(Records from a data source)
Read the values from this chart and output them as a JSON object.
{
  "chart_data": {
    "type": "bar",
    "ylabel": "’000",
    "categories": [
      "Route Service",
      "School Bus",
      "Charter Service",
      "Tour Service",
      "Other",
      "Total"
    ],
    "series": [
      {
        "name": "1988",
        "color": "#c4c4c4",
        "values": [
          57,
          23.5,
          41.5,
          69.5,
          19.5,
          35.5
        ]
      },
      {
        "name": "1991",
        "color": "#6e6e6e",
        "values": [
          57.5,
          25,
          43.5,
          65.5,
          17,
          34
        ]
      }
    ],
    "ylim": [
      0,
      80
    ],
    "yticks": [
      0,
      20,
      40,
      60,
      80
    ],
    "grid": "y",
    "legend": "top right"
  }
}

> **YOUR OBJECTIVE**
Take the lines above and retype all of them exactly.

> **WRITTEN RESPONSE**
Read the values from this chart and output them as a JSON object.
{
  "chart_data": {
    "type": "bar",
    "ylabel": "’000",
    "categories": [
      "Route Service",
      "School Bus",
      "Charter Service",
      "Tour Service",
      "Other",
      "Total"
    ],
    "series": [
      {
        "name": "1988",
        "color": "#c4c4c4",
        "values": [
          57,
          23.5,
          41.5,
          69.5,
          19.5,
          35.5
        ]
      },
      {
        "name": "1991",
        "color": "#6e6e6e",
        "values": [
          57.5,
          25,
          43.5,
          65.5,
          17,
          34
        ]
      }
    ],
    "ylim": [
      0,
      80
    ],
    "yticks": [
      0,
      20,
      40,
      60,
      80
    ],
    "grid": "y",
    "legend": "top right"
  }
}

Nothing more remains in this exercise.